• [Prompt] Copy each line in the data that includes the word "scatter".

[Excerpts from a figure dataset]
= = = = =

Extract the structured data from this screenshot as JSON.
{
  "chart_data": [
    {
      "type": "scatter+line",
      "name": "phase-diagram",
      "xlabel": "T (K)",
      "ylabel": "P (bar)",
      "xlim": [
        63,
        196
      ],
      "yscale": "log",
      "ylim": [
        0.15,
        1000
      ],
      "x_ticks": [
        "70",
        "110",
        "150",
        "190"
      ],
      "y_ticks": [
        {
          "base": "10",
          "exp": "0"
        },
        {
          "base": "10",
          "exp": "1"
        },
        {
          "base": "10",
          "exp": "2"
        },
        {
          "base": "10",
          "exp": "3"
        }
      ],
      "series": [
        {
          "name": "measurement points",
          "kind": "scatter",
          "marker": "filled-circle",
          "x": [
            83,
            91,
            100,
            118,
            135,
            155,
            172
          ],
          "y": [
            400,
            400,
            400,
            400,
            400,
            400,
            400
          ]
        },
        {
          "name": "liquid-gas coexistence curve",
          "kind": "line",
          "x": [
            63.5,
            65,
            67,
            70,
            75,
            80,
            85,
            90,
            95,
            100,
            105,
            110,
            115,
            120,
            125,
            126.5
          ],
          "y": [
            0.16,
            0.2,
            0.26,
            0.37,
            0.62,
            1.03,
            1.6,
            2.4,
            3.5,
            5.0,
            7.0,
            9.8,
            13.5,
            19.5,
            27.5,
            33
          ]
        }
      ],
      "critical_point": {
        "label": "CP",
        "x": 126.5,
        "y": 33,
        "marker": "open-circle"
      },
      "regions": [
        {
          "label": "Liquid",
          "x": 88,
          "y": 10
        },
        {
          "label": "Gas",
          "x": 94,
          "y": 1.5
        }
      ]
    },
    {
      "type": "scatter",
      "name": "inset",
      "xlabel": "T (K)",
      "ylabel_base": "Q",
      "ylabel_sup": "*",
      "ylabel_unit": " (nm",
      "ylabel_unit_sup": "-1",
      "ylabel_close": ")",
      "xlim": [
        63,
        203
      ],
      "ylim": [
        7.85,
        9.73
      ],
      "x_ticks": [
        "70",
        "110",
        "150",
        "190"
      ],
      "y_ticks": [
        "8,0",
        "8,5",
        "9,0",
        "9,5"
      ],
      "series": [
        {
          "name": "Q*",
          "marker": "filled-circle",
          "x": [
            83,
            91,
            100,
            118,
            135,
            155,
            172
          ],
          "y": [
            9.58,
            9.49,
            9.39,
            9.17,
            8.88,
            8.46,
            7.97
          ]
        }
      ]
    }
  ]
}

= = = = =

• [Task output]
      "type": "scatter+line",
          "kind": "scatter",
      "type": "scatter",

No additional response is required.